Task instructions » Pull every line of the entries that has the word "состава".

Data extract »
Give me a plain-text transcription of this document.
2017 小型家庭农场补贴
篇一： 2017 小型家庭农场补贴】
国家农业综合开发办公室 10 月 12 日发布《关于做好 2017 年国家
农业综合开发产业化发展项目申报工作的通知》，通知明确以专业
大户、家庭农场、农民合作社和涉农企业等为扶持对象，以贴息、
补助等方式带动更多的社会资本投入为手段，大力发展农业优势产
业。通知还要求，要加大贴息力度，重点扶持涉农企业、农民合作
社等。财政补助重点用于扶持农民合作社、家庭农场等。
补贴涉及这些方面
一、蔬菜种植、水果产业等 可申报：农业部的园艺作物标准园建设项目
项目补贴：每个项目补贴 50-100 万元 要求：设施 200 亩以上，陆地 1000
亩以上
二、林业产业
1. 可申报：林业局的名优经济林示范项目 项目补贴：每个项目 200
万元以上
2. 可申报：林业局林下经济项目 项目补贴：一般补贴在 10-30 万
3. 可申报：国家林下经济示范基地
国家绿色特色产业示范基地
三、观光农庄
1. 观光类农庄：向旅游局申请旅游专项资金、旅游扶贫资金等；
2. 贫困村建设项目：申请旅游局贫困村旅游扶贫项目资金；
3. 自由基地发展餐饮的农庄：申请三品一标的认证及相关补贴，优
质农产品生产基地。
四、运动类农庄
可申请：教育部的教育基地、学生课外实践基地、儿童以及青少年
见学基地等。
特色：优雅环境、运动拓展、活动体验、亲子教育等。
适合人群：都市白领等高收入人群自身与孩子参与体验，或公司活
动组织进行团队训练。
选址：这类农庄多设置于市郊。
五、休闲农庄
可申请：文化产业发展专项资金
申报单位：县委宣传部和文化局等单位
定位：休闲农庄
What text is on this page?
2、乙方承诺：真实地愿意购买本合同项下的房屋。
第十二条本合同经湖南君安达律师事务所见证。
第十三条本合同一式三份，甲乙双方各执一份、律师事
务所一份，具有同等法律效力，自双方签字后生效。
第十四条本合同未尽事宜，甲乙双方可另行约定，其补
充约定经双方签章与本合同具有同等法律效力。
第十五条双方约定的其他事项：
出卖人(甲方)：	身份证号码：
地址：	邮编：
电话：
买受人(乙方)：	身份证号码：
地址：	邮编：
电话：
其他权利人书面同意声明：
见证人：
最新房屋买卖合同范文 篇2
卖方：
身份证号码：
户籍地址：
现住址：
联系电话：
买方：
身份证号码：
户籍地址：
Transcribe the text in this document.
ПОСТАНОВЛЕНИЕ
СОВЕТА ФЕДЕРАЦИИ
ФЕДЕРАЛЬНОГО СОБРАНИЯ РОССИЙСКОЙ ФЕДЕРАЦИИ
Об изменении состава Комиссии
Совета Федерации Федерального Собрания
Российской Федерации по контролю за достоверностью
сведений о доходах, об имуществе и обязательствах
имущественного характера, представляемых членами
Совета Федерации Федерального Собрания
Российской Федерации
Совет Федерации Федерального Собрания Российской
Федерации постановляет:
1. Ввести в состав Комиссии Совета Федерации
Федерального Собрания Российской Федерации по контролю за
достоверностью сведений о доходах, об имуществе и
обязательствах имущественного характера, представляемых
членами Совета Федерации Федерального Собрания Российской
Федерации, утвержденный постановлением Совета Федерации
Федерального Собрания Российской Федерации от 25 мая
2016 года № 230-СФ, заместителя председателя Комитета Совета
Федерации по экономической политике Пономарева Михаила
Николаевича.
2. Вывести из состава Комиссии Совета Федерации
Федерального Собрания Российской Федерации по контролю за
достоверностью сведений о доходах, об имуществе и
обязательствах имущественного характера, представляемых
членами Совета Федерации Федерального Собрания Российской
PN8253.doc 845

Output for this task »
Об изменении состава Комиссии
2. Вывести из состава Комиссии Совета Федерации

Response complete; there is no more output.